— START The records —
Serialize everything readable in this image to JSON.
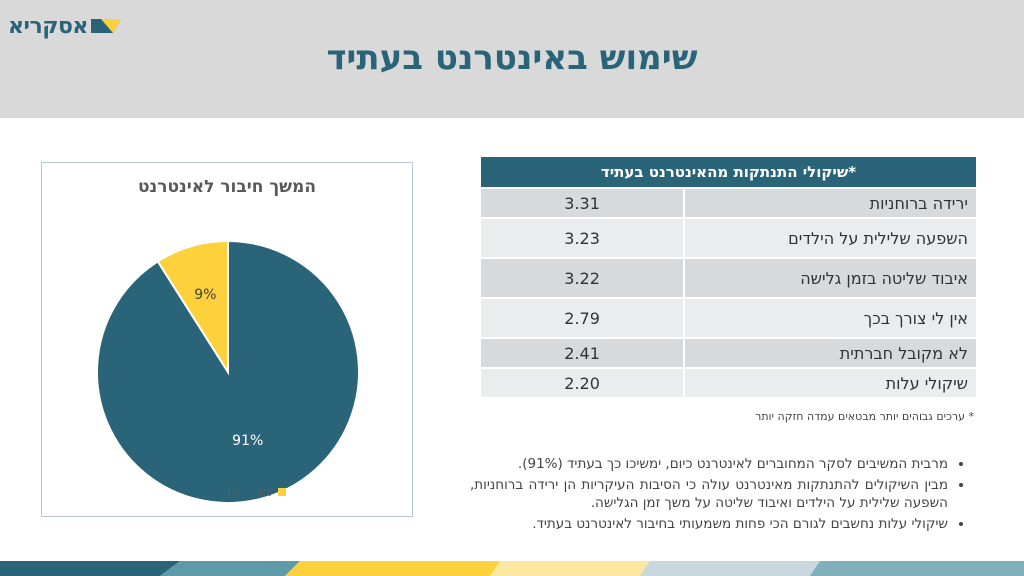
{
  "logo": {
    "text": "אסקריא"
  },
  "title": "שימוש באינטרנט בעתיד",
  "chart_data": {
    "type": "pie",
    "title": "המשך חיבור לאינטרנט",
    "categories": [
      "כן",
      "לא"
    ],
    "values": [
      91,
      9
    ],
    "labels": [
      "91%",
      "9%"
    ],
    "colors": [
      "#2a6478",
      "#fdd13c"
    ],
    "legend": "bottom"
  },
  "table": {
    "header": "*שיקולי התנתקות מהאינטרנט בעתיד",
    "rows": [
      {
        "label": "ירידה ברוחניות",
        "value": "3.31"
      },
      {
        "label": "השפעה שלילית על הילדים",
        "value": "3.23"
      },
      {
        "label": "איבוד שליטה בזמן גלישה",
        "value": "3.22"
      },
      {
        "label": "אין לי צורך בכך",
        "value": "2.79"
      },
      {
        "label": "לא מקובל חברתית",
        "value": "2.41"
      },
      {
        "label": "שיקולי עלות",
        "value": "2.20"
      }
    ],
    "footnote": "* ערכים גבוהים יותר מבטאים עמדה חזקה יותר"
  },
  "bullets": [
    "מרבית המשיבים לסקר המחוברים לאינטרנט כיום, ימשיכו כך בעתיד (91%).",
    "מבין השיקולים להתנתקות מאינטרנט עולה כי הסיבות העיקריות הן ירידה ברוחניות, השפעה שלילית על הילדים ואיבוד שליטה על משך זמן הגלישה.",
    "שיקולי עלות נחשבים לגורם הכי פחות משמעותי בחיבור לאינטרנט בעתיד."
  ]
}
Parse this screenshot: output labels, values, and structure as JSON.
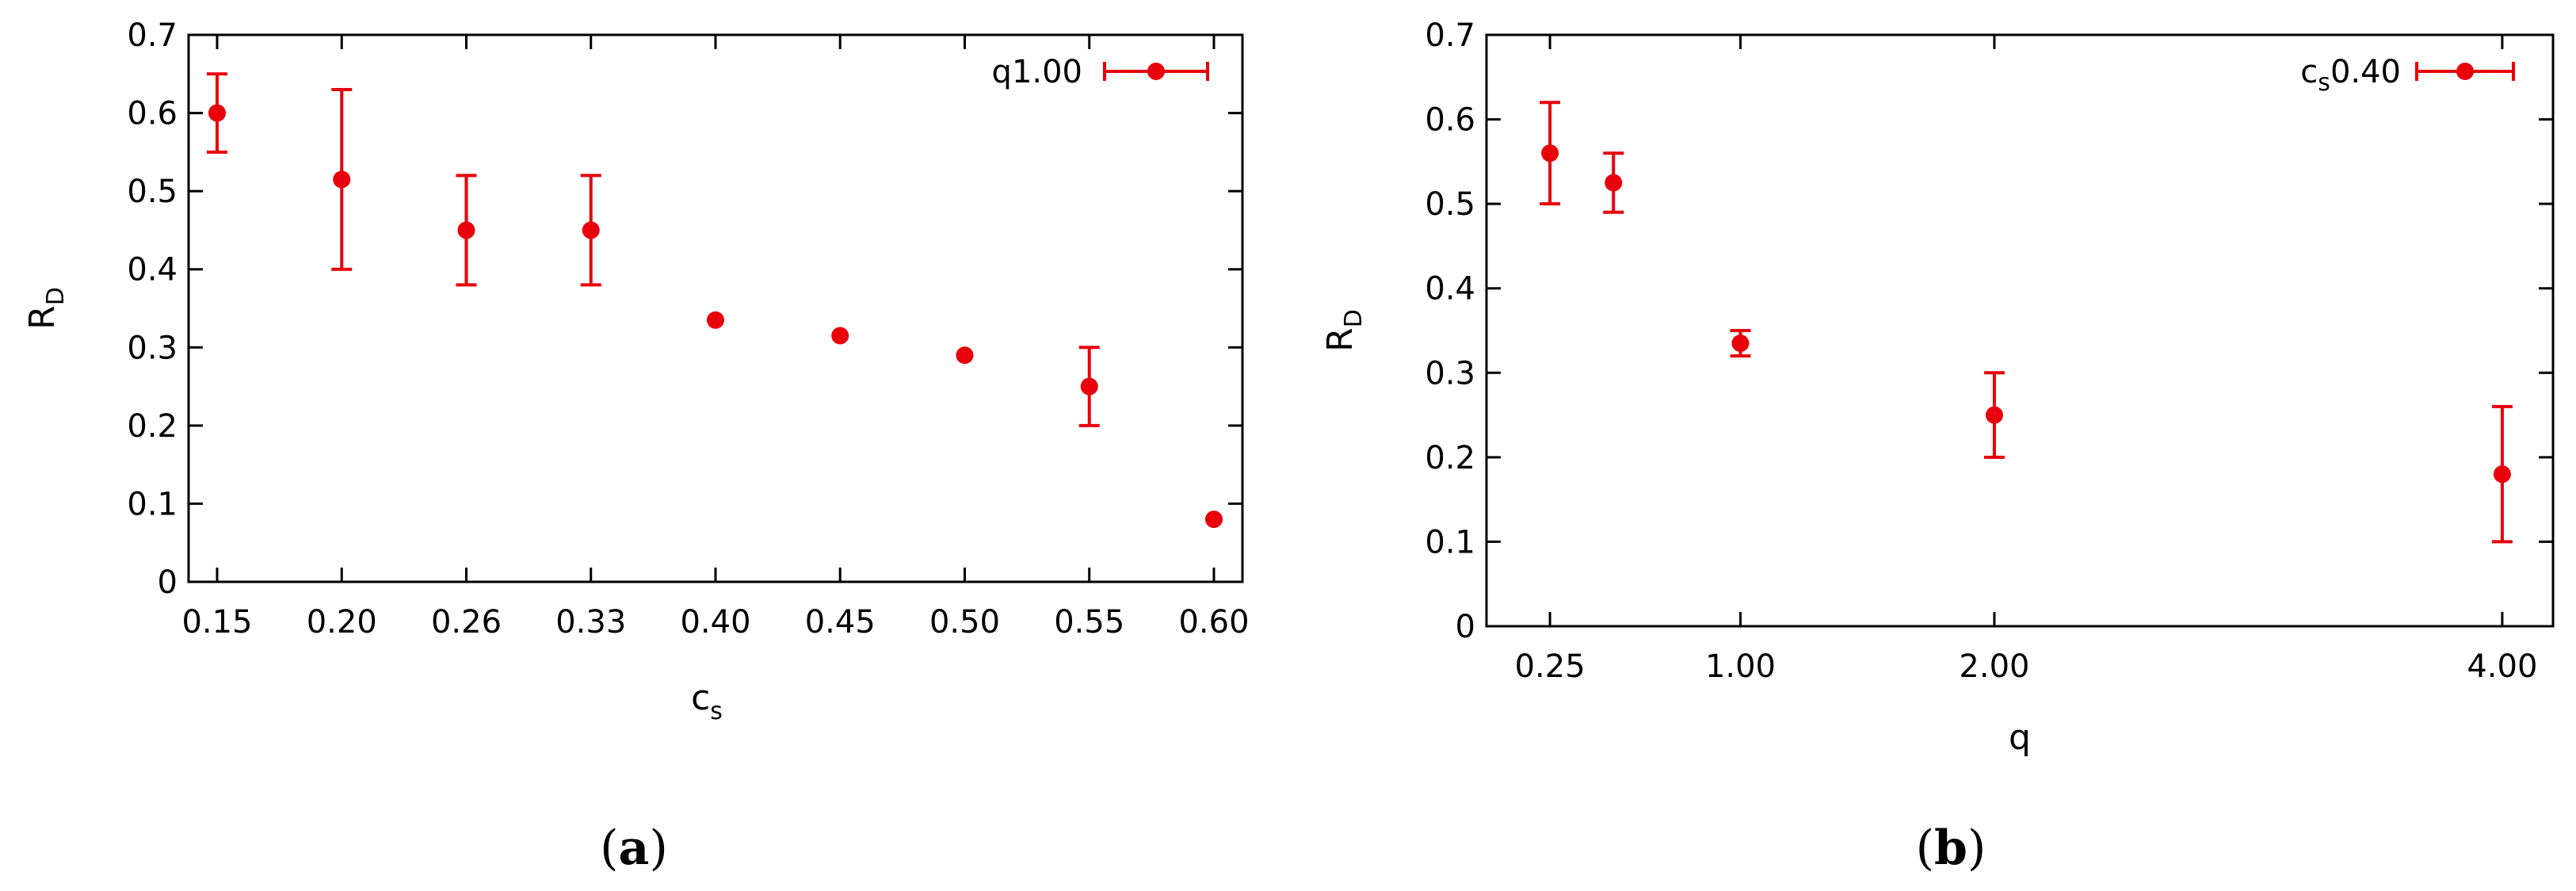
{
  "chart_data": [
    {
      "type": "scatter",
      "caption": "a",
      "xlabel": "c",
      "xlabel_sub": "s",
      "ylabel": "R",
      "ylabel_sub": "D",
      "ylim": [
        0,
        0.7
      ],
      "y_ticks": [
        "0",
        "0.1",
        "0.2",
        "0.3",
        "0.4",
        "0.5",
        "0.6",
        "0.7"
      ],
      "x_ticks": [
        "0.15",
        "0.20",
        "0.26",
        "0.33",
        "0.40",
        "0.45",
        "0.50",
        "0.55",
        "0.60"
      ],
      "legend": "top-right",
      "color": "#e8000b",
      "series": [
        {
          "name": "q1.00",
          "x": [
            0.15,
            0.2,
            0.26,
            0.33,
            0.4,
            0.45,
            0.5,
            0.55,
            0.6
          ],
          "y": [
            0.6,
            0.515,
            0.45,
            0.45,
            0.335,
            0.315,
            0.29,
            0.25,
            0.08
          ],
          "err_low": [
            0.55,
            0.4,
            0.38,
            0.38,
            null,
            null,
            null,
            0.2,
            null
          ],
          "err_high": [
            0.65,
            0.63,
            0.52,
            0.52,
            null,
            null,
            null,
            0.3,
            null
          ]
        }
      ]
    },
    {
      "type": "scatter",
      "caption": "b",
      "xlabel": "q",
      "xlabel_sub": "",
      "ylabel": "R",
      "ylabel_sub": "D",
      "ylim": [
        0,
        0.7
      ],
      "xlim": [
        0.0,
        4.2
      ],
      "y_ticks": [
        "0",
        "0.1",
        "0.2",
        "0.3",
        "0.4",
        "0.5",
        "0.6",
        "0.7"
      ],
      "x_ticks": [
        "0.25",
        "1.00",
        "2.00",
        "4.00"
      ],
      "x_tick_values": [
        0.25,
        1.0,
        2.0,
        4.0
      ],
      "legend": "top-right",
      "color": "#e8000b",
      "series": [
        {
          "name_main": "c",
          "name_sub": "s",
          "name_rest": "0.40",
          "x": [
            0.25,
            0.5,
            1.0,
            2.0,
            4.0
          ],
          "y": [
            0.56,
            0.525,
            0.335,
            0.25,
            0.18
          ],
          "err_low": [
            0.5,
            0.49,
            0.32,
            0.2,
            0.1
          ],
          "err_high": [
            0.62,
            0.56,
            0.35,
            0.3,
            0.26
          ]
        }
      ]
    }
  ]
}
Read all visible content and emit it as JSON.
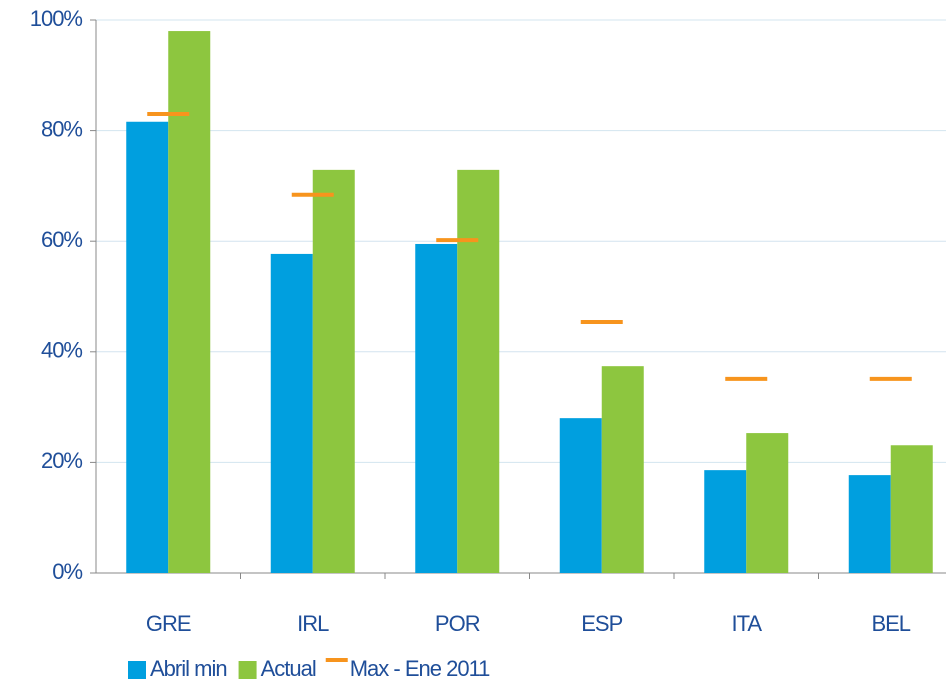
{
  "chart_data": {
    "type": "bar",
    "categories": [
      "GRE",
      "IRL",
      "POR",
      "ESP",
      "ITA",
      "BEL"
    ],
    "series": [
      {
        "name": "Abril min",
        "color": "#009fdf",
        "style": "bar",
        "values": [
          81.6,
          57.7,
          59.5,
          28.0,
          18.6,
          17.7
        ]
      },
      {
        "name": "Actual",
        "color": "#8dc63f",
        "style": "bar",
        "values": [
          98.0,
          72.9,
          72.9,
          37.4,
          25.3,
          23.1
        ]
      },
      {
        "name": "Max - Ene 2011",
        "color": "#f7941d",
        "style": "dash",
        "values": [
          83.0,
          68.4,
          60.2,
          45.4,
          35.1,
          35.1
        ]
      }
    ],
    "ylim": [
      0,
      100
    ],
    "yticks": [
      {
        "value": 0,
        "label": "0%"
      },
      {
        "value": 20,
        "label": "20%"
      },
      {
        "value": 40,
        "label": "40%"
      },
      {
        "value": 60,
        "label": "60%"
      },
      {
        "value": 80,
        "label": "80%"
      },
      {
        "value": 100,
        "label": "100%"
      }
    ],
    "grid": true,
    "legend": "bottom"
  }
}
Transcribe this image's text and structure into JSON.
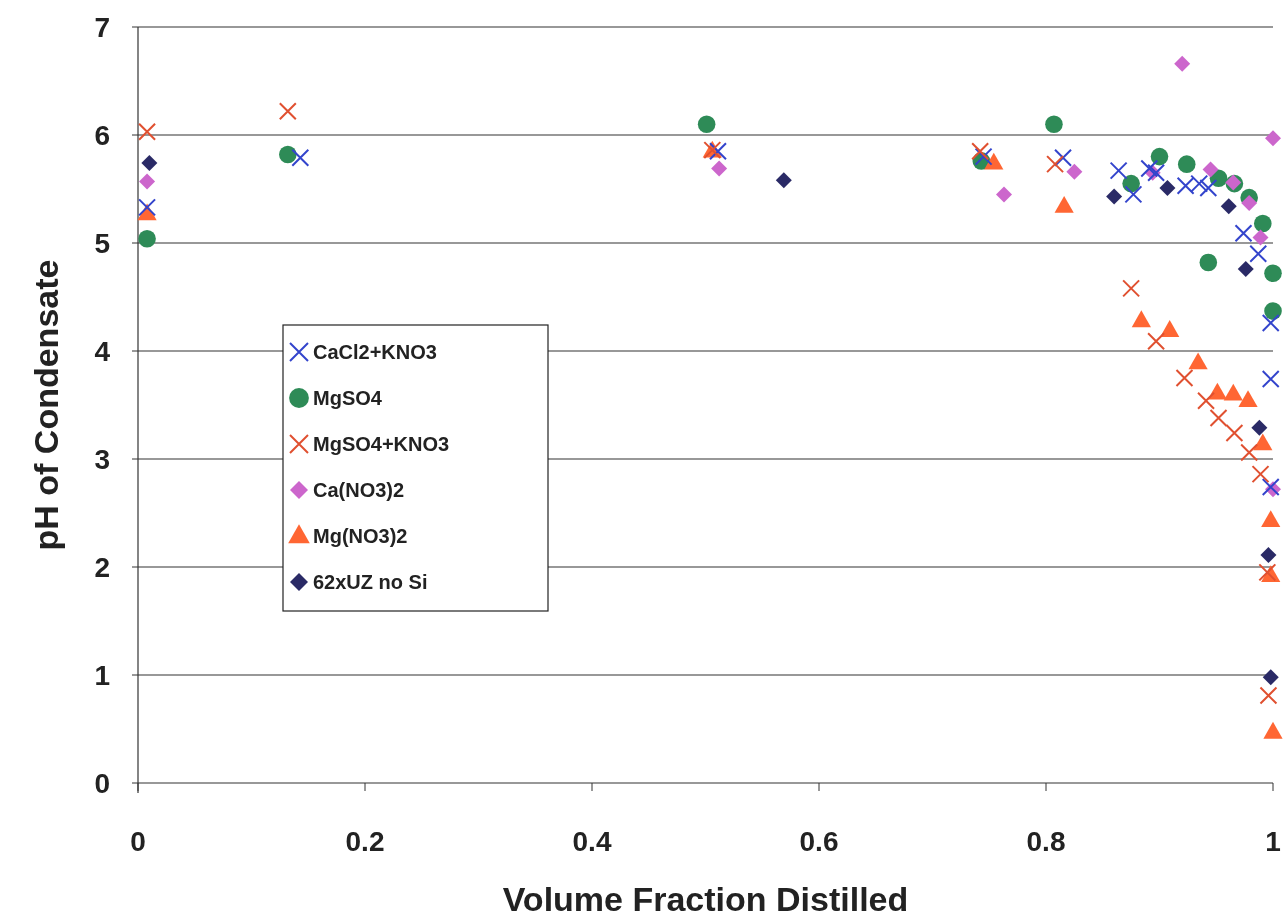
— END The records —
• [Given problem]
Only lines with the word "ירידה" are wanted, so copy each one from the records.

• [Output below]
        "label": "ירידה ברוחניות",
    "מבין השיקולים להתנתקות מאינטרנט עולה כי הסיבות העיקריות הן ירידה ברוחניות, השפעה שלילית על הילדים ואיבוד שליטה על משך זמן הגלישה.",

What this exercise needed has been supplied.